Do not carry the pictures over; copy every other part of the entries exactly.

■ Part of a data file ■

----------------------------------------

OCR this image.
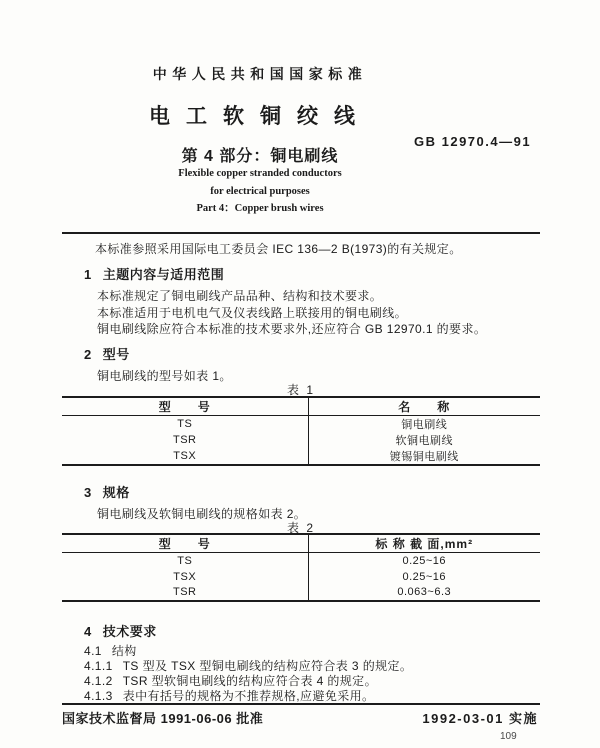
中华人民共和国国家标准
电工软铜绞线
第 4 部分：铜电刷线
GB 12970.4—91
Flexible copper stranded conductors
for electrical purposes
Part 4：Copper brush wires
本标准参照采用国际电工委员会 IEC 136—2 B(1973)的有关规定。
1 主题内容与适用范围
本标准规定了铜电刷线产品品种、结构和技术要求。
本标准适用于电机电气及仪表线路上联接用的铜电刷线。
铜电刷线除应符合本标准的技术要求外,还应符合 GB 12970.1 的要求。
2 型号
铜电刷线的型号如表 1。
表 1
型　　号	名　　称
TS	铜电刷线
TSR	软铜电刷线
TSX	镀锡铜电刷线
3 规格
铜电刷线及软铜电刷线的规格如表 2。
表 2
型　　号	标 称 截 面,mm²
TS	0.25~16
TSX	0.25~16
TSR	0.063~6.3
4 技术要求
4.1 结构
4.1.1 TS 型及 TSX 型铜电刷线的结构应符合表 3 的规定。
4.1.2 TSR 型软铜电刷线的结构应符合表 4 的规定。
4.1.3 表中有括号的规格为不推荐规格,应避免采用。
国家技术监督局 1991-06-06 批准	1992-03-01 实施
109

----------------------------------------

■ Task answer ■
OCR this image.
中华人民共和国国家标准
电工软铜绞线
第 4 部分：铜电刷线
GB 12970.4—91
Flexible copper stranded conductors
for electrical purposes
Part 4：Copper brush wires
本标准参照采用国际电工委员会 IEC 136—2 B(1973)的有关规定。
1 主题内容与适用范围
本标准规定了铜电刷线产品品种、结构和技术要求。
本标准适用于电机电气及仪表线路上联接用的铜电刷线。
铜电刷线除应符合本标准的技术要求外,还应符合 GB 12970.1 的要求。
2 型号
铜电刷线的型号如表 1。
表 1
型　　号	名　　称
TS	铜电刷线
TSR	软铜电刷线
TSX	镀锡铜电刷线
3 规格
铜电刷线及软铜电刷线的规格如表 2。
表 2
型　　号	标 称 截 面,mm²
TS	0.25~16
TSX	0.25~16
TSR	0.063~6.3
4 技术要求
4.1 结构
4.1.1 TS 型及 TSX 型铜电刷线的结构应符合表 3 的规定。
4.1.2 TSR 型软铜电刷线的结构应符合表 4 的规定。
4.1.3 表中有括号的规格为不推荐规格,应避免采用。
国家技术监督局 1991-06-06 批准	1992-03-01 实施
109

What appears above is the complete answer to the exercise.